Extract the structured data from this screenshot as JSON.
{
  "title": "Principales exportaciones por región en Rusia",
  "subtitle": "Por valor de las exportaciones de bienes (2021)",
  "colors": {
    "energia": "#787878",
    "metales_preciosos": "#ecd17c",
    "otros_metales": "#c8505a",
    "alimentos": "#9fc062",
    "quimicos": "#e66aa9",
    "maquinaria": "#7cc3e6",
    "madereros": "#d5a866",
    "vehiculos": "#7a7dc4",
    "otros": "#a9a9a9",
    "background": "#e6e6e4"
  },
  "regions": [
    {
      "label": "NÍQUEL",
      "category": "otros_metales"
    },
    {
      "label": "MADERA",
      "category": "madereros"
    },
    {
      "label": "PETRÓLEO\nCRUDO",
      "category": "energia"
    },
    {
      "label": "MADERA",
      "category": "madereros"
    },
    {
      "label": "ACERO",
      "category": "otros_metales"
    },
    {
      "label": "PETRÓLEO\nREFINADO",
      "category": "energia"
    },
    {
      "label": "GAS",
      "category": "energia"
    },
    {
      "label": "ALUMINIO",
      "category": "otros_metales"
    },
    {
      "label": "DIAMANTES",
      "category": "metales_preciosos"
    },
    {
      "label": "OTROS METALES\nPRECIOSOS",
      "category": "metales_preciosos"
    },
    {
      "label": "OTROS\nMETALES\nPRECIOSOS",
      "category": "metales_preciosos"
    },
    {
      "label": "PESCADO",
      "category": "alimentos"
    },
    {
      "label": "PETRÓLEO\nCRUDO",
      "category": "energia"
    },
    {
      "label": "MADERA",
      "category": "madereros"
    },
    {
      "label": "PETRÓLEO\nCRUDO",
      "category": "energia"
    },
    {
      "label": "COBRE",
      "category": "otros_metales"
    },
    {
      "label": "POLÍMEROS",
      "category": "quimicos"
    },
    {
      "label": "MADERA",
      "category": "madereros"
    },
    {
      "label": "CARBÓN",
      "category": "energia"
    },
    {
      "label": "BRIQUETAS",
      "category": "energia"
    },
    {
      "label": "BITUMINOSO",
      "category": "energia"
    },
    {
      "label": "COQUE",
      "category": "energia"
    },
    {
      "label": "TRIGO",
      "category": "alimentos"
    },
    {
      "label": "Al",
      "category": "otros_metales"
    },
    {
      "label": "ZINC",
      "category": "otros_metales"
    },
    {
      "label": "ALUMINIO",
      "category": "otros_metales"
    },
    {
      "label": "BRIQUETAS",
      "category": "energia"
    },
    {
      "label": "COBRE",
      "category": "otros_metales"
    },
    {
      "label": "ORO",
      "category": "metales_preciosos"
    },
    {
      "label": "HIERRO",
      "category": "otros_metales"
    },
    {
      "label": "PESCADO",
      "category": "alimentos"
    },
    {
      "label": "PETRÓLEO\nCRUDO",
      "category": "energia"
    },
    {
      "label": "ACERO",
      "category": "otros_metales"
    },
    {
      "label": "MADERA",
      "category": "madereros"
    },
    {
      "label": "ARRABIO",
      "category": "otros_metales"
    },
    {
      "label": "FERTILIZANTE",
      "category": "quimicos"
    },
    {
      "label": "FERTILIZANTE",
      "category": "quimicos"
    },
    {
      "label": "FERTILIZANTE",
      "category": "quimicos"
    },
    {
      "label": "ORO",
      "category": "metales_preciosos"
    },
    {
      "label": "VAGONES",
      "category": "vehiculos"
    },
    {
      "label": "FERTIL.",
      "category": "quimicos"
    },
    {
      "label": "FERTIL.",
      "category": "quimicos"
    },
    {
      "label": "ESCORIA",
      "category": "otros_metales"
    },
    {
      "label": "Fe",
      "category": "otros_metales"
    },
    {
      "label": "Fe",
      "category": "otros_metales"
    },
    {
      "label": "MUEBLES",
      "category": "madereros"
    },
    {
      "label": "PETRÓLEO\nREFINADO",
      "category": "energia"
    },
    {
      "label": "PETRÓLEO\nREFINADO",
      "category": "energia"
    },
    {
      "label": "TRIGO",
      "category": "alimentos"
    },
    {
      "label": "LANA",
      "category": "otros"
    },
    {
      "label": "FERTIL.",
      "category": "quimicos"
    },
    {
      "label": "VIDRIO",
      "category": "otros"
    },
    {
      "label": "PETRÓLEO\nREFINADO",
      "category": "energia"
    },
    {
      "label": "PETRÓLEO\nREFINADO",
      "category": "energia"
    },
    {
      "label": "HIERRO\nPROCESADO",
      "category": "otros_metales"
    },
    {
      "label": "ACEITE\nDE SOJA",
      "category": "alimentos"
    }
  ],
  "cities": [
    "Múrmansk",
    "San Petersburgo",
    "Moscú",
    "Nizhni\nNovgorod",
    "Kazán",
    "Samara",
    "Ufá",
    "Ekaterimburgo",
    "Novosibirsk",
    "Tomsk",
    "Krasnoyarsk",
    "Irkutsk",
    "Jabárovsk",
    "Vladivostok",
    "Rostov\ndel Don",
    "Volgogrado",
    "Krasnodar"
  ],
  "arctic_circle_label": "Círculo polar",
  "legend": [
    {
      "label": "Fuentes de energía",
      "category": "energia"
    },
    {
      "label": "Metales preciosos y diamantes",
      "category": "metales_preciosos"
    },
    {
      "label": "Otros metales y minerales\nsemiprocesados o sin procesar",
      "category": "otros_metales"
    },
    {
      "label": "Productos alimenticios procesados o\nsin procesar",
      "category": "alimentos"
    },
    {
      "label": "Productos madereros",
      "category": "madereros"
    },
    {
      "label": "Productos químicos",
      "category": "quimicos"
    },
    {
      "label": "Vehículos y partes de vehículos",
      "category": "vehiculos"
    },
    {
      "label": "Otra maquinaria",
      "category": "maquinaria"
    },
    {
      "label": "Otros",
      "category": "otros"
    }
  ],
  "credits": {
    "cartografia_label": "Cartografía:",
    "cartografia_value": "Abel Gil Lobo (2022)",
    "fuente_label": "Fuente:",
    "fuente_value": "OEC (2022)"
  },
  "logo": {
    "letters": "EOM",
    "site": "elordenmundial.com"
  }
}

#### THE TASK:
Check each line above for the word "nPRECIOSOS" and give the number of lines that have it, nothing else.

#### SOLUTION TO THIS EXERCISE:
2